## [Given instruction]
Quote each record exactly, please, leaving none out.

Start Provided information

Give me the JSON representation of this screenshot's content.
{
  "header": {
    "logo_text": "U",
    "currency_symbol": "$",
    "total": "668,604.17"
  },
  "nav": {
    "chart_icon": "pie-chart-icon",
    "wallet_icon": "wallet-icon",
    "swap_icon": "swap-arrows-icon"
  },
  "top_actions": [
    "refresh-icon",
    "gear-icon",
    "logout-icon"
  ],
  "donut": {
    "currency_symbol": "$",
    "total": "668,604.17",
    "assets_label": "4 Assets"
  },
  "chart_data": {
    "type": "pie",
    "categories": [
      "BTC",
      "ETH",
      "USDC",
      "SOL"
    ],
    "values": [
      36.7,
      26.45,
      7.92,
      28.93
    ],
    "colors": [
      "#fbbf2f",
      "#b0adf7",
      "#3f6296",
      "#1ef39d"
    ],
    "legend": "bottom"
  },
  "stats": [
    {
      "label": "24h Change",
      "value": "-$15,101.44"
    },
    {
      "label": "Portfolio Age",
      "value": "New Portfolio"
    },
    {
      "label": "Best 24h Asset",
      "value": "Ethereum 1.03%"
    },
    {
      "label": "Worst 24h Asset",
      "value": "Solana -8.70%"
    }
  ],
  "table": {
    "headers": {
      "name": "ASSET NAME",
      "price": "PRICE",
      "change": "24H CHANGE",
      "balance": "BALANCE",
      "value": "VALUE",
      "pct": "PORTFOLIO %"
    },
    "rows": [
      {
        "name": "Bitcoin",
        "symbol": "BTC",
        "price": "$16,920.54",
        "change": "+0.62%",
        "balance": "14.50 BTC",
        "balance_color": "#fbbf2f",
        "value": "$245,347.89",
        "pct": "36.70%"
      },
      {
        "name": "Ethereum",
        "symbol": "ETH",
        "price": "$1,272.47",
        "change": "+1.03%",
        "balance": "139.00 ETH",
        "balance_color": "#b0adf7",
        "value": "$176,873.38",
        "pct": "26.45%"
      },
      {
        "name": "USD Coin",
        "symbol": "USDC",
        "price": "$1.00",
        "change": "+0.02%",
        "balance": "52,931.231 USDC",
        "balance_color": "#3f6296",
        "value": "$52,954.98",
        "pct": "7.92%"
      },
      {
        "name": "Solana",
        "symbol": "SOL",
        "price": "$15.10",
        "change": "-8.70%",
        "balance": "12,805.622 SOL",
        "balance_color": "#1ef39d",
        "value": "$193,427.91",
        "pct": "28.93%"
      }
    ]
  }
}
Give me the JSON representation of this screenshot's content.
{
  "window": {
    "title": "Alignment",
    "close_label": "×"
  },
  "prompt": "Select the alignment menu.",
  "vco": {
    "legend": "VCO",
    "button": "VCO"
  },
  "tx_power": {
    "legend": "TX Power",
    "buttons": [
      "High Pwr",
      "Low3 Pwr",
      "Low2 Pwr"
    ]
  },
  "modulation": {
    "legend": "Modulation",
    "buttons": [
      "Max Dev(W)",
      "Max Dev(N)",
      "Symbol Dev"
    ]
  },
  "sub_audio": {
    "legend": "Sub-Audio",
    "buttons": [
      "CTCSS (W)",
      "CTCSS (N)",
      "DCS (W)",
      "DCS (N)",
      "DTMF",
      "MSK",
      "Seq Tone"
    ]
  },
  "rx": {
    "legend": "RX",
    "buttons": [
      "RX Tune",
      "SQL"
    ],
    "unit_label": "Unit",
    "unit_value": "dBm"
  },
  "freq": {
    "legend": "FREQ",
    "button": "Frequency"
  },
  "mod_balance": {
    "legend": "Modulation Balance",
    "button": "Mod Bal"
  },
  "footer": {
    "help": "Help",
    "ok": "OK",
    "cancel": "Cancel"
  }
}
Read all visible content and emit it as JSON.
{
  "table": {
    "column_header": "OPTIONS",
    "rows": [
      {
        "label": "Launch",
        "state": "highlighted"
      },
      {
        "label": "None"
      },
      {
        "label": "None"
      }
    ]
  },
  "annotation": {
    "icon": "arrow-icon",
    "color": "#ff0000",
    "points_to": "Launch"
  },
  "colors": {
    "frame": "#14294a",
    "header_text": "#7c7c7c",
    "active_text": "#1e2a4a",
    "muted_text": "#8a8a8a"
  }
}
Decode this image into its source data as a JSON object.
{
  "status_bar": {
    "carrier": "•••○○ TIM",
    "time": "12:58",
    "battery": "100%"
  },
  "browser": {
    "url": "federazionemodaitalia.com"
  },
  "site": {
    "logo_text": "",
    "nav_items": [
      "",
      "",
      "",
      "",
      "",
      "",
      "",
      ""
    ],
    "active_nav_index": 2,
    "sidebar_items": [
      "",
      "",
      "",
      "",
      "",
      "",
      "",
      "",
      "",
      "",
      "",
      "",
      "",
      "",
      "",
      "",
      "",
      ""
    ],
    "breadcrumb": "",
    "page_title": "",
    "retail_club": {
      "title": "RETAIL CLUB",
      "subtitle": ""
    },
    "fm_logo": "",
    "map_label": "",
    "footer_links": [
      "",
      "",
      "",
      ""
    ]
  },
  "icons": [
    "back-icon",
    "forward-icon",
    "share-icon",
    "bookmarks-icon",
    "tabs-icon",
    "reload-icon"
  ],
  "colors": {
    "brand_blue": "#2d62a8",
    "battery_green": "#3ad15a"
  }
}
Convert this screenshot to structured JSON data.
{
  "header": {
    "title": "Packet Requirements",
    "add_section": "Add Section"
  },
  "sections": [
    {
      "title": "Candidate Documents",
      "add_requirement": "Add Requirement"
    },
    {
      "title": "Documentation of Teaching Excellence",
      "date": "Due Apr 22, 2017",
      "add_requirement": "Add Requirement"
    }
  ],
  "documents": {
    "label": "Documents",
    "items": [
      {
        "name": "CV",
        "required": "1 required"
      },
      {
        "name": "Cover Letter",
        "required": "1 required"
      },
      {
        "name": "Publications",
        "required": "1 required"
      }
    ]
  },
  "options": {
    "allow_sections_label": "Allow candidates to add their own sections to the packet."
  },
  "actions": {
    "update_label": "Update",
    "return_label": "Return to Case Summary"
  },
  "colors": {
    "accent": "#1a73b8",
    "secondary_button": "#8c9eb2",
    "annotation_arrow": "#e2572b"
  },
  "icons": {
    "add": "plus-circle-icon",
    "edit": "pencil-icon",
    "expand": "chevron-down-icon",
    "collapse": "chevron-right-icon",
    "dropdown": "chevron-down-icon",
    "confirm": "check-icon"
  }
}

End Provided information

## [Task answer]
Give me the JSON representation of this screenshot's content.
{
  "header": {
    "logo_text": "U",
    "currency_symbol": "$",
    "total": "668,604.17"
  },
  "nav": {
    "chart_icon": "pie-chart-icon",
    "wallet_icon": "wallet-icon",
    "swap_icon": "swap-arrows-icon"
  },
  "top_actions": [
    "refresh-icon",
    "gear-icon",
    "logout-icon"
  ],
  "donut": {
    "currency_symbol": "$",
    "total": "668,604.17",
    "assets_label": "4 Assets"
  },
  "chart_data": {
    "type": "pie",
    "categories": [
      "BTC",
      "ETH",
      "USDC",
      "SOL"
    ],
    "values": [
      36.7,
      26.45,
      7.92,
      28.93
    ],
    "colors": [
      "#fbbf2f",
      "#b0adf7",
      "#3f6296",
      "#1ef39d"
    ],
    "legend": "bottom"
  },
  "stats": [
    {
      "label": "24h Change",
      "value": "-$15,101.44"
    },
    {
      "label": "Portfolio Age",
      "value": "New Portfolio"
    },
    {
      "label": "Best 24h Asset",
      "value": "Ethereum 1.03%"
    },
    {
      "label": "Worst 24h Asset",
      "value": "Solana -8.70%"
    }
  ],
  "table": {
    "headers": {
      "name": "ASSET NAME",
      "price": "PRICE",
      "change": "24H CHANGE",
      "balance": "BALANCE",
      "value": "VALUE",
      "pct": "PORTFOLIO %"
    },
    "rows": [
      {
        "name": "Bitcoin",
        "symbol": "BTC",
        "price": "$16,920.54",
        "change": "+0.62%",
        "balance": "14.50 BTC",
        "balance_color": "#fbbf2f",
        "value": "$245,347.89",
        "pct": "36.70%"
      },
      {
        "name": "Ethereum",
        "symbol": "ETH",
        "price": "$1,272.47",
        "change": "+1.03%",
        "balance": "139.00 ETH",
        "balance_color": "#b0adf7",
        "value": "$176,873.38",
        "pct": "26.45%"
      },
      {
        "name": "USD Coin",
        "symbol": "USDC",
        "price": "$1.00",
        "change": "+0.02%",
        "balance": "52,931.231 USDC",
        "balance_color": "#3f6296",
        "value": "$52,954.98",
        "pct": "7.92%"
      },
      {
        "name": "Solana",
        "symbol": "SOL",
        "price": "$15.10",
        "change": "-8.70%",
        "balance": "12,805.622 SOL",
        "balance_color": "#1ef39d",
        "value": "$193,427.91",
        "pct": "28.93%"
      }
    ]
  }
}
Give me the JSON representation of this screenshot's content.
{
  "window": {
    "title": "Alignment",
    "close_label": "×"
  },
  "prompt": "Select the alignment menu.",
  "vco": {
    "legend": "VCO",
    "button": "VCO"
  },
  "tx_power": {
    "legend": "TX Power",
    "buttons": [
      "High Pwr",
      "Low3 Pwr",
      "Low2 Pwr"
    ]
  },
  "modulation": {
    "legend": "Modulation",
    "buttons": [
      "Max Dev(W)",
      "Max Dev(N)",
      "Symbol Dev"
    ]
  },
  "sub_audio": {
    "legend": "Sub-Audio",
    "buttons": [
      "CTCSS (W)",
      "CTCSS (N)",
      "DCS (W)",
      "DCS (N)",
      "DTMF",
      "MSK",
      "Seq Tone"
    ]
  },
  "rx": {
    "legend": "RX",
    "buttons": [
      "RX Tune",
      "SQL"
    ],
    "unit_label": "Unit",
    "unit_value": "dBm"
  },
  "freq": {
    "legend": "FREQ",
    "button": "Frequency"
  },
  "mod_balance": {
    "legend": "Modulation Balance",
    "button": "Mod Bal"
  },
  "footer": {
    "help": "Help",
    "ok": "OK",
    "cancel": "Cancel"
  }
}
Read all visible content and emit it as JSON.
{
  "table": {
    "column_header": "OPTIONS",
    "rows": [
      {
        "label": "Launch",
        "state": "highlighted"
      },
      {
        "label": "None"
      },
      {
        "label": "None"
      }
    ]
  },
  "annotation": {
    "icon": "arrow-icon",
    "color": "#ff0000",
    "points_to": "Launch"
  },
  "colors": {
    "frame": "#14294a",
    "header_text": "#7c7c7c",
    "active_text": "#1e2a4a",
    "muted_text": "#8a8a8a"
  }
}
Decode this image into its source data as a JSON object.
{
  "status_bar": {
    "carrier": "•••○○ TIM",
    "time": "12:58",
    "battery": "100%"
  },
  "browser": {
    "url": "federazionemodaitalia.com"
  },
  "site": {
    "logo_text": "",
    "nav_items": [
      "",
      "",
      "",
      "",
      "",
      "",
      "",
      ""
    ],
    "active_nav_index": 2,
    "sidebar_items": [
      "",
      "",
      "",
      "",
      "",
      "",
      "",
      "",
      "",
      "",
      "",
      "",
      "",
      "",
      "",
      "",
      "",
      ""
    ],
    "breadcrumb": "",
    "page_title": "",
    "retail_club": {
      "title": "RETAIL CLUB",
      "subtitle": ""
    },
    "fm_logo": "",
    "map_label": "",
    "footer_links": [
      "",
      "",
      "",
      ""
    ]
  },
  "icons": [
    "back-icon",
    "forward-icon",
    "share-icon",
    "bookmarks-icon",
    "tabs-icon",
    "reload-icon"
  ],
  "colors": {
    "brand_blue": "#2d62a8",
    "battery_green": "#3ad15a"
  }
}
Convert this screenshot to structured JSON data.
{
  "header": {
    "title": "Packet Requirements",
    "add_section": "Add Section"
  },
  "sections": [
    {
      "title": "Candidate Documents",
      "add_requirement": "Add Requirement"
    },
    {
      "title": "Documentation of Teaching Excellence",
      "date": "Due Apr 22, 2017",
      "add_requirement": "Add Requirement"
    }
  ],
  "documents": {
    "label": "Documents",
    "items": [
      {
        "name": "CV",
        "required": "1 required"
      },
      {
        "name": "Cover Letter",
        "required": "1 required"
      },
      {
        "name": "Publications",
        "required": "1 required"
      }
    ]
  },
  "options": {
    "allow_sections_label": "Allow candidates to add their own sections to the packet."
  },
  "actions": {
    "update_label": "Update",
    "return_label": "Return to Case Summary"
  },
  "colors": {
    "accent": "#1a73b8",
    "secondary_button": "#8c9eb2",
    "annotation_arrow": "#e2572b"
  },
  "icons": {
    "add": "plus-circle-icon",
    "edit": "pencil-icon",
    "expand": "chevron-down-icon",
    "collapse": "chevron-right-icon",
    "dropdown": "chevron-down-icon",
    "confirm": "check-icon"
  }
}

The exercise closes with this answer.